* Task
Print the records below word for word, but leave out the pictures.

* Material
____

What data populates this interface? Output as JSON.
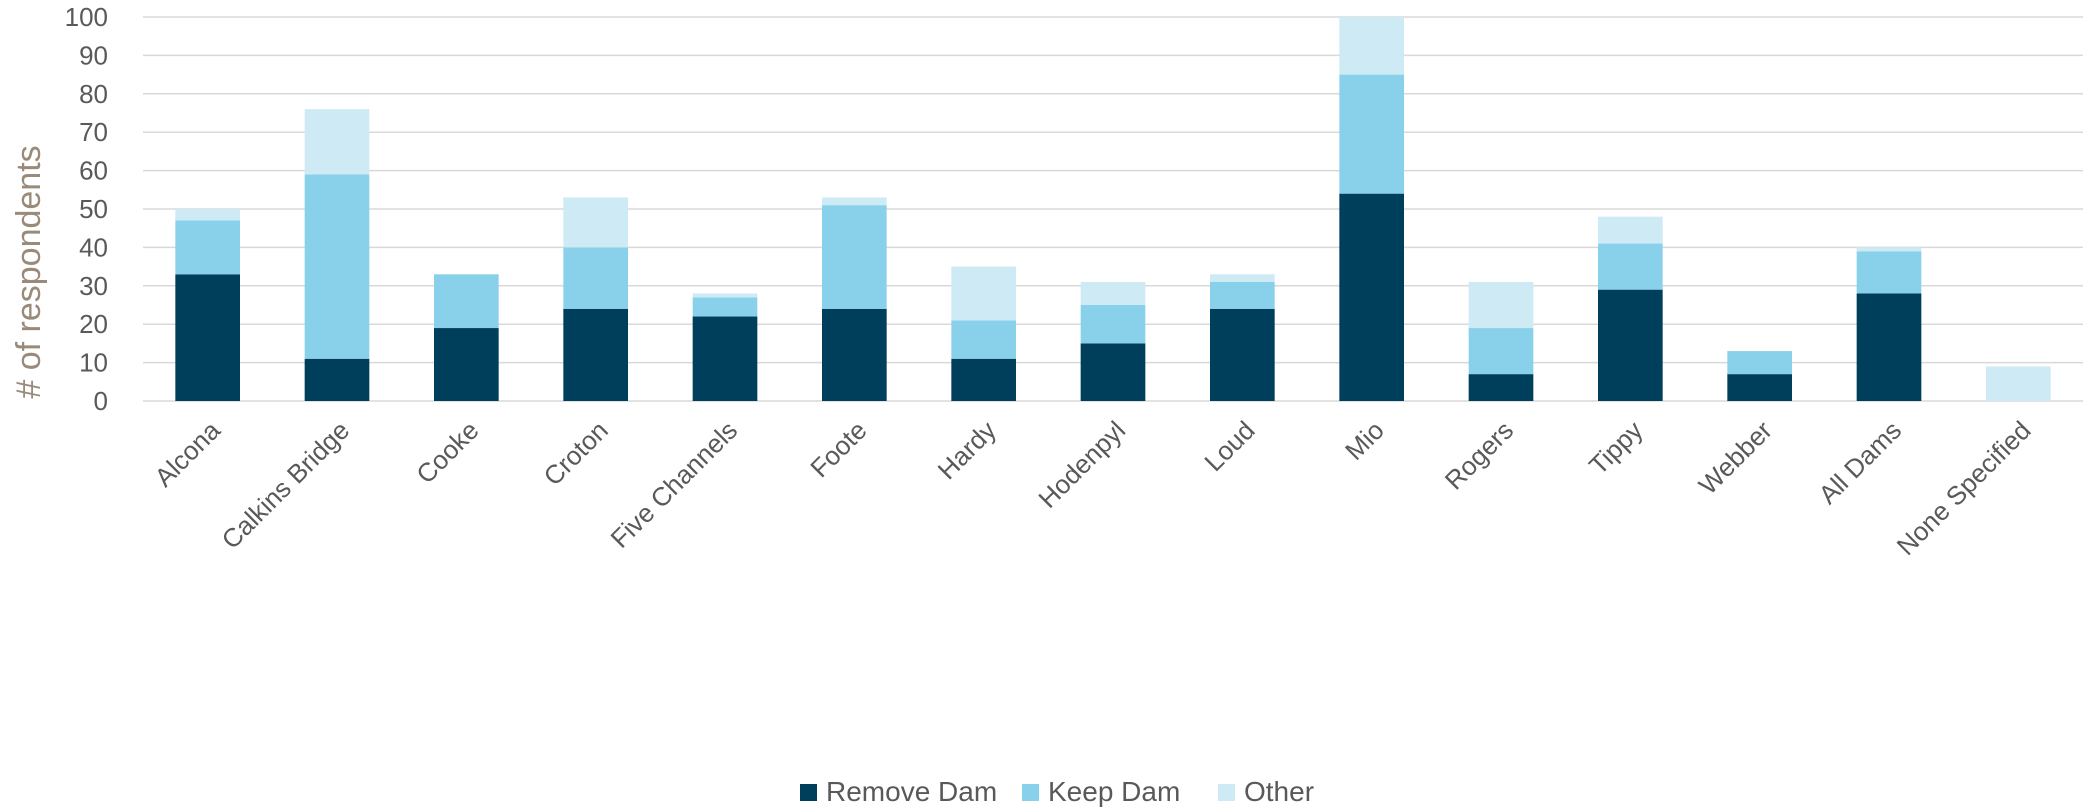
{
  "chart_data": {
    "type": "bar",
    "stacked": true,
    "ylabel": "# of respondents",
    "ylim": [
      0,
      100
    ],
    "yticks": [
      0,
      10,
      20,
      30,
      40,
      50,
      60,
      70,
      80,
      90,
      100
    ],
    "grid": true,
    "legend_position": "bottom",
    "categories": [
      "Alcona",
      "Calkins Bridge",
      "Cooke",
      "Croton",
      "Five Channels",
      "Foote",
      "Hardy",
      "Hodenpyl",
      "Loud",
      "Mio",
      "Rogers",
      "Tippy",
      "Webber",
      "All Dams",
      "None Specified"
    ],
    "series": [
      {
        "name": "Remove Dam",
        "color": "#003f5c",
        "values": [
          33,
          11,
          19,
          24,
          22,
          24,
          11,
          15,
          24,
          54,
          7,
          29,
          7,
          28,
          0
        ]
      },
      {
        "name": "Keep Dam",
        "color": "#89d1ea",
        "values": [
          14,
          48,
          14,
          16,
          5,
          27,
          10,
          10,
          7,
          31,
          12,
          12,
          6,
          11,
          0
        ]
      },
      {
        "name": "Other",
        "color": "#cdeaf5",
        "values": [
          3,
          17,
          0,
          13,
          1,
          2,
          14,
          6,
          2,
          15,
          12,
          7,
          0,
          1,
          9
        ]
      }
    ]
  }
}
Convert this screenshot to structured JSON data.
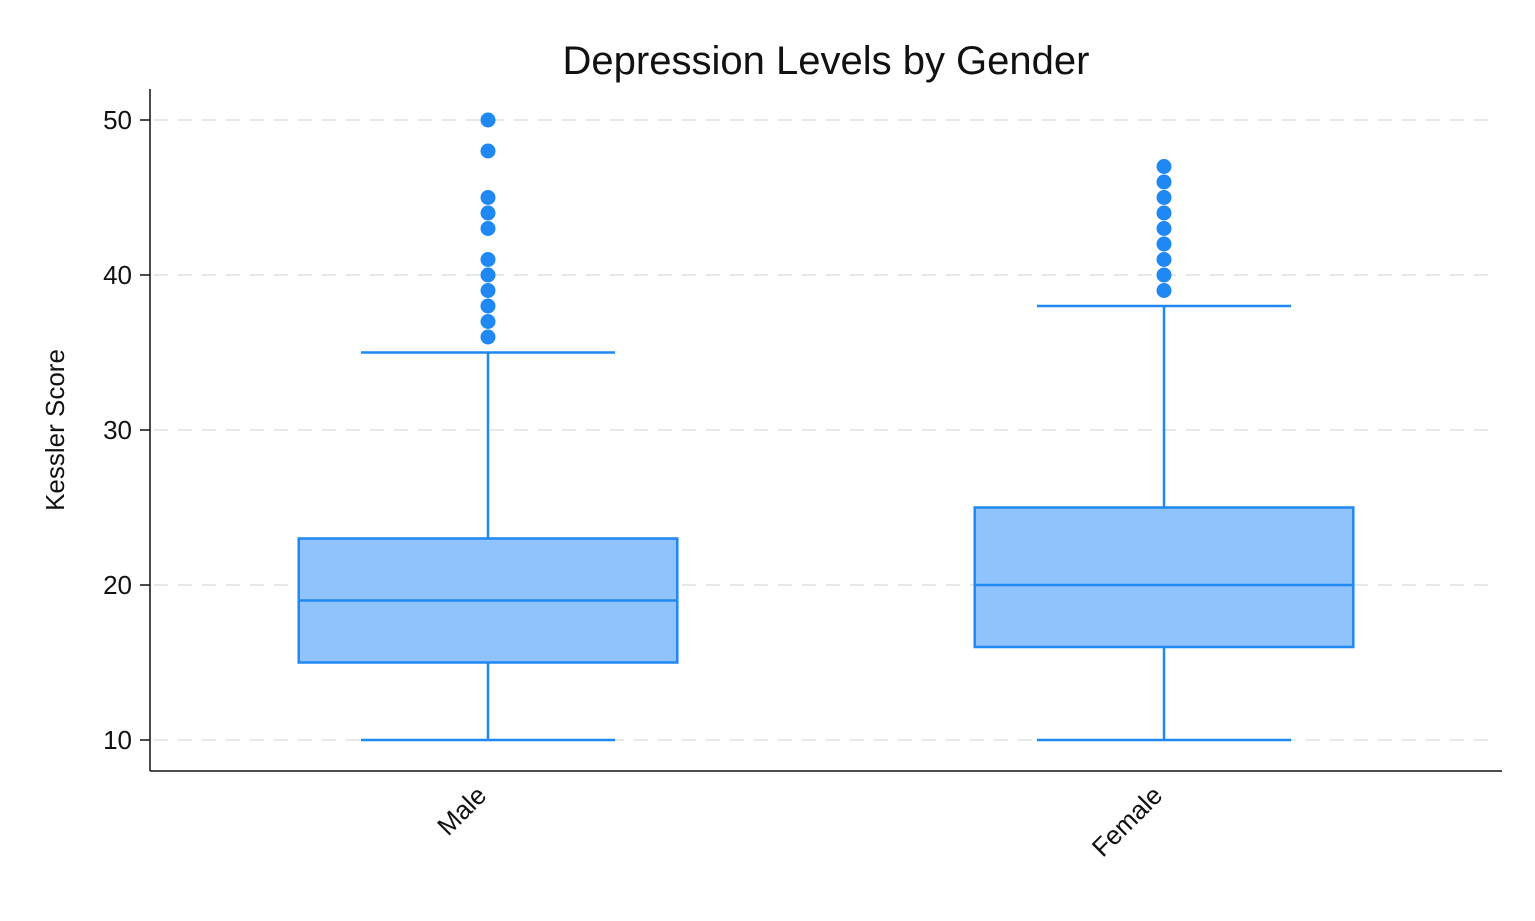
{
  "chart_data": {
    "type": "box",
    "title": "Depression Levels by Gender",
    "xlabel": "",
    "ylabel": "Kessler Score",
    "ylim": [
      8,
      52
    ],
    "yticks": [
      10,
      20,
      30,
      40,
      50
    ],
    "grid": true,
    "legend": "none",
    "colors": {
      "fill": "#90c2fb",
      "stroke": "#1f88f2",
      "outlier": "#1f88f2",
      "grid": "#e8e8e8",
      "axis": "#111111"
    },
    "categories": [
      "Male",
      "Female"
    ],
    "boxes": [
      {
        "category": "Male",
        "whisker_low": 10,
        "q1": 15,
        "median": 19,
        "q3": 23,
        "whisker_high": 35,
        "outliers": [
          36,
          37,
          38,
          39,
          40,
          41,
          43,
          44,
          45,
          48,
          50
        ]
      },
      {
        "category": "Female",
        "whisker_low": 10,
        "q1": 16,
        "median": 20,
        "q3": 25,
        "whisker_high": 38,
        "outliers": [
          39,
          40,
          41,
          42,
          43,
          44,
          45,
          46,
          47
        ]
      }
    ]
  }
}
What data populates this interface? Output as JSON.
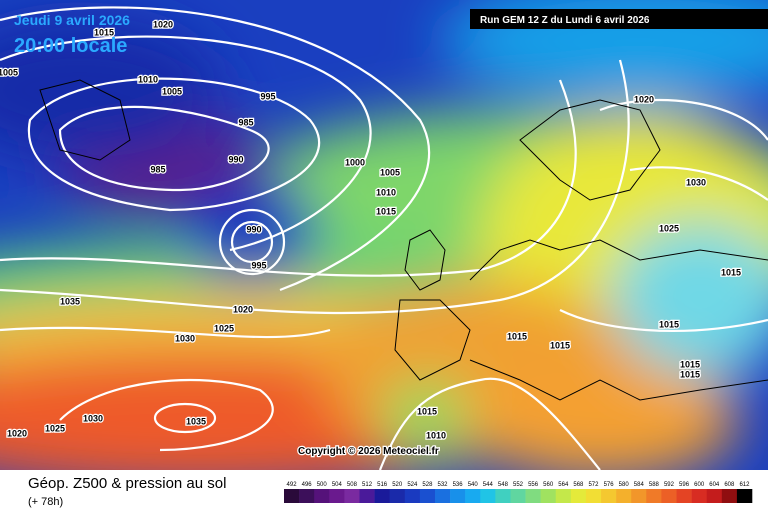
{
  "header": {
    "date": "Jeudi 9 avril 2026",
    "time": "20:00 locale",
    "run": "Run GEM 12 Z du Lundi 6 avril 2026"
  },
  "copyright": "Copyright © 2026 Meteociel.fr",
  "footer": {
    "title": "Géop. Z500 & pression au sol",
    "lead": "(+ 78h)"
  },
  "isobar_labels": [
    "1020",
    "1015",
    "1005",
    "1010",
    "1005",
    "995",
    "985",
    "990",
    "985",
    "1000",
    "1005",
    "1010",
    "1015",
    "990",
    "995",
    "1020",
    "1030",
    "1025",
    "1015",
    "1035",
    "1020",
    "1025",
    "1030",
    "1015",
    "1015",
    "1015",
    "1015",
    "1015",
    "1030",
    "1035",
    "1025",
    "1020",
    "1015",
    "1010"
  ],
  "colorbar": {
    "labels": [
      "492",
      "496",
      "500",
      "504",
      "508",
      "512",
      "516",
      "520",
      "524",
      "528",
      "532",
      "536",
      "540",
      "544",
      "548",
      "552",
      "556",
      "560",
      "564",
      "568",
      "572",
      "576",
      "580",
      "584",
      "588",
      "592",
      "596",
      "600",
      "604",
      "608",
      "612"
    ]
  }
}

____

* Result for this exercise
What data populates this interface? Output as JSON.
{
  "chart_data": {
    "type": "bar",
    "stacked": true,
    "ylabel": "# of respondents",
    "ylim": [
      0,
      100
    ],
    "yticks": [
      0,
      10,
      20,
      30,
      40,
      50,
      60,
      70,
      80,
      90,
      100
    ],
    "grid": true,
    "legend_position": "bottom",
    "categories": [
      "Alcona",
      "Calkins Bridge",
      "Cooke",
      "Croton",
      "Five Channels",
      "Foote",
      "Hardy",
      "Hodenpyl",
      "Loud",
      "Mio",
      "Rogers",
      "Tippy",
      "Webber",
      "All Dams",
      "None Specified"
    ],
    "series": [
      {
        "name": "Remove Dam",
        "color": "#003f5c",
        "values": [
          33,
          11,
          19,
          24,
          22,
          24,
          11,
          15,
          24,
          54,
          7,
          29,
          7,
          28,
          0
        ]
      },
      {
        "name": "Keep Dam",
        "color": "#89d1ea",
        "values": [
          14,
          48,
          14,
          16,
          5,
          27,
          10,
          10,
          7,
          31,
          12,
          12,
          6,
          11,
          0
        ]
      },
      {
        "name": "Other",
        "color": "#cdeaf5",
        "values": [
          3,
          17,
          0,
          13,
          1,
          2,
          14,
          6,
          2,
          15,
          12,
          7,
          0,
          1,
          9
        ]
      }
    ]
  }
}
Convert this screenshot to structured JSON data.
{
  "chart_data": {
    "type": "box",
    "title": "Depression Levels by Gender",
    "xlabel": "",
    "ylabel": "Kessler Score",
    "ylim": [
      8,
      52
    ],
    "yticks": [
      10,
      20,
      30,
      40,
      50
    ],
    "grid": true,
    "legend": "none",
    "colors": {
      "fill": "#90c2fb",
      "stroke": "#1f88f2",
      "outlier": "#1f88f2",
      "grid": "#e8e8e8",
      "axis": "#111111"
    },
    "categories": [
      "Male",
      "Female"
    ],
    "boxes": [
      {
        "category": "Male",
        "whisker_low": 10,
        "q1": 15,
        "median": 19,
        "q3": 23,
        "whisker_high": 35,
        "outliers": [
          36,
          37,
          38,
          39,
          40,
          41,
          43,
          44,
          45,
          48,
          50
        ]
      },
      {
        "category": "Female",
        "whisker_low": 10,
        "q1": 16,
        "median": 20,
        "q3": 25,
        "whisker_high": 38,
        "outliers": [
          39,
          40,
          41,
          42,
          43,
          44,
          45,
          46,
          47
        ]
      }
    ]
  }
}
What data populates this interface? Output as JSON.
{
  "header": {
    "date": "Jeudi 9 avril 2026",
    "time": "20:00 locale",
    "run": "Run GEM 12 Z du Lundi 6 avril 2026"
  },
  "copyright": "Copyright © 2026 Meteociel.fr",
  "footer": {
    "title": "Géop. Z500 & pression au sol",
    "lead": "(+ 78h)"
  },
  "isobar_labels": [
    "1020",
    "1015",
    "1005",
    "1010",
    "1005",
    "995",
    "985",
    "990",
    "985",
    "1000",
    "1005",
    "1010",
    "1015",
    "990",
    "995",
    "1020",
    "1030",
    "1025",
    "1015",
    "1035",
    "1020",
    "1025",
    "1030",
    "1015",
    "1015",
    "1015",
    "1015",
    "1015",
    "1030",
    "1035",
    "1025",
    "1020",
    "1015",
    "1010"
  ],
  "colorbar": {
    "labels": [
      "492",
      "496",
      "500",
      "504",
      "508",
      "512",
      "516",
      "520",
      "524",
      "528",
      "532",
      "536",
      "540",
      "544",
      "548",
      "552",
      "556",
      "560",
      "564",
      "568",
      "572",
      "576",
      "580",
      "584",
      "588",
      "592",
      "596",
      "600",
      "604",
      "608",
      "612"
    ]
  }
}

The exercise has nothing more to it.